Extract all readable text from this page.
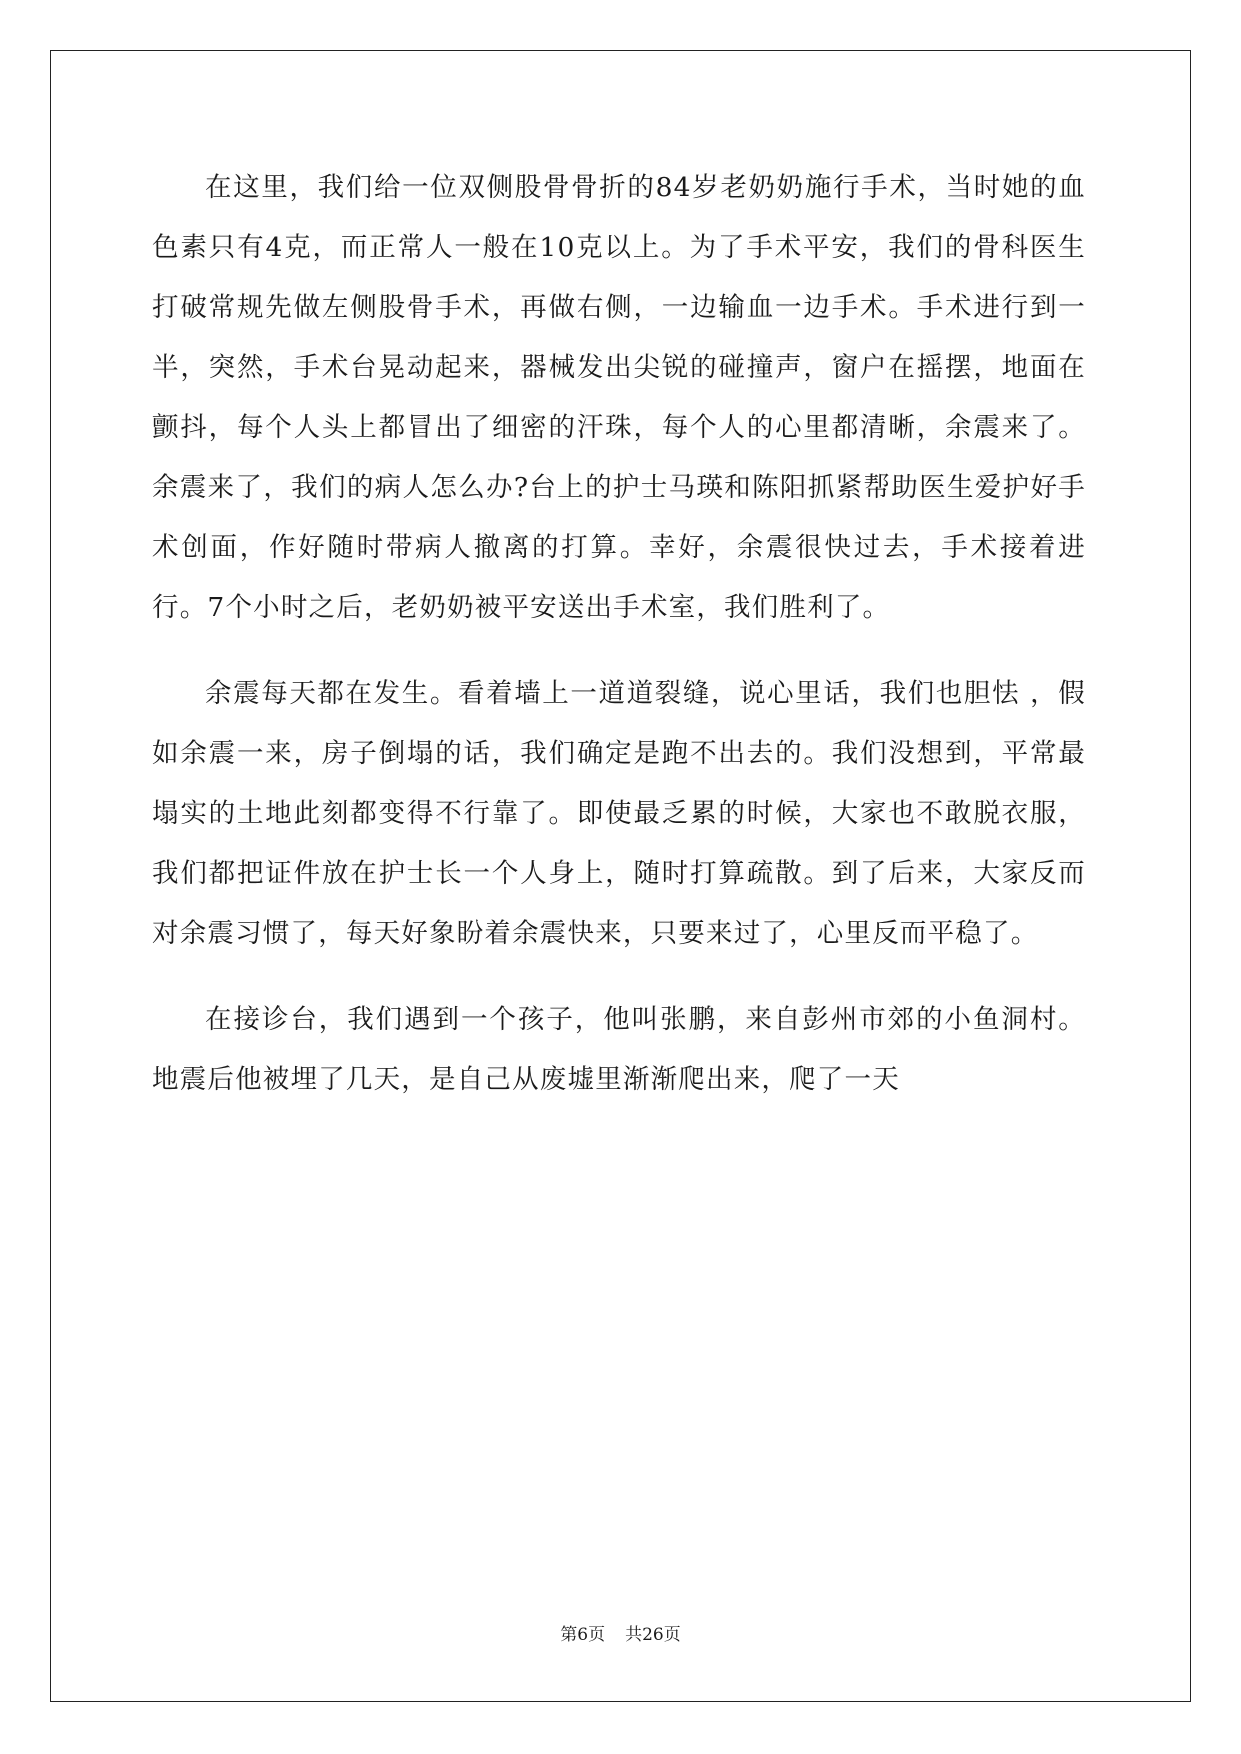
在这里，我们给一位双侧股骨骨折的84岁老奶奶施行手术，当时她的血色素只有4克，而正常人一般在10克以上。为了手术平安，我们的骨科医生打破常规先做左侧股骨手术，再做右侧，一边输血一边手术。手术进行到一半，突然，手术台晃动起来，器械发出尖锐的碰撞声，窗户在摇摆，地面在颤抖，每个人头上都冒出了细密的汗珠，每个人的心里都清晰，余震来了。余震来了，我们的病人怎么办?台上的护士马瑛和陈阳抓紧帮助医生爱护好手术创面，作好随时带病人撤离的打算。幸好，余震很快过去，手术接着进行。7个小时之后，老奶奶被平安送出手术室，我们胜利了。

余震每天都在发生。看着墙上一道道裂缝，说心里话，我们也胆怯 ，假如余震一来，房子倒塌的话，我们确定是跑不出去的。我们没想到，平常最塌实的土地此刻都变得不行靠了。即使最乏累的时候，大家也不敢脱衣服，我们都把证件放在护士长一个人身上，随时打算疏散。到了后来，大家反而对余震习惯了，每天好象盼着余震快来，只要来过了，心里反而平稳了。

在接诊台，我们遇到一个孩子，他叫张鹏，来自彭州市郊的小鱼洞村。地震后他被埋了几天，是自己从废墟里渐渐爬出来，爬了一天

第6页 共26页
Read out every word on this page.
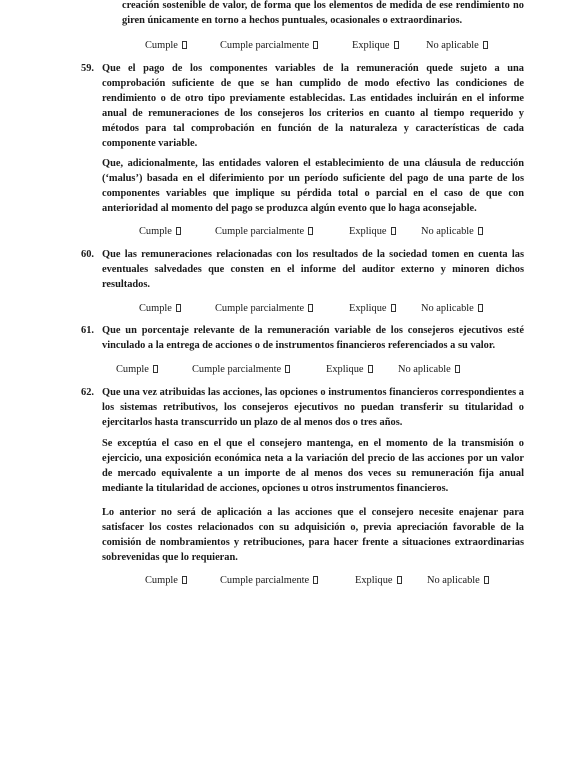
creación sostenible de valor, de forma que los elementos de medida de ese rendimiento no giren únicamente en torno a hechos puntuales, ocasionales o extraordinarios.

Cumple	Cumple parcialmente	Explique	No aplicable

59. Que el pago de los componentes variables de la remuneración quede sujeto a una comprobación suficiente de que se han cumplido de modo efectivo las condiciones de rendimiento o de otro tipo previamente establecidas. Las entidades incluirán en el informe anual de remuneraciones de los consejeros los criterios en cuanto al tiempo requerido y métodos para tal comprobación en función de la naturaleza y características de cada componente variable.

Que, adicionalmente, las entidades valoren el establecimiento de una cláusula de reducción (‘malus’) basada en el diferimiento por un período suficiente del pago de una parte de los componentes variables que implique su pérdida total o parcial en el caso de que con anterioridad al momento del pago se produzca algún evento que lo haga aconsejable.

Cumple	Cumple parcialmente	Explique	No aplicable

60. Que las remuneraciones relacionadas con los resultados de la sociedad tomen en cuenta las eventuales salvedades que consten en el informe del auditor externo y minoren dichos resultados.

Cumple	Cumple parcialmente	Explique	No aplicable

61. Que un porcentaje relevante de la remuneración variable de los consejeros ejecutivos esté vinculado a la entrega de acciones o de instrumentos financieros referenciados a su valor.

Cumple	Cumple parcialmente	Explique	No aplicable

62. Que una vez atribuidas las acciones, las opciones o instrumentos financieros correspondientes a los sistemas retributivos, los consejeros ejecutivos no puedan transferir su titularidad o ejercitarlos hasta transcurrido un plazo de al menos dos o tres años.

Se exceptúa el caso en el que el consejero mantenga, en el momento de la transmisión o ejercicio, una exposición económica neta a la variación del precio de las acciones por un valor de mercado equivalente a un importe de al menos dos veces su remuneración fija anual mediante la titularidad de acciones, opciones u otros instrumentos financieros.

Lo anterior no será de aplicación a las acciones que el consejero necesite enajenar para satisfacer los costes relacionados con su adquisición o, previa apreciación favorable de la comisión de nombramientos y retribuciones, para hacer frente a situaciones extraordinarias sobrevenidas que lo requieran.

Cumple	Cumple parcialmente	Explique	No aplicable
___
Pull every line containing "this" out of the data above.

Extract all readable text from this page.
Read out every word on this page.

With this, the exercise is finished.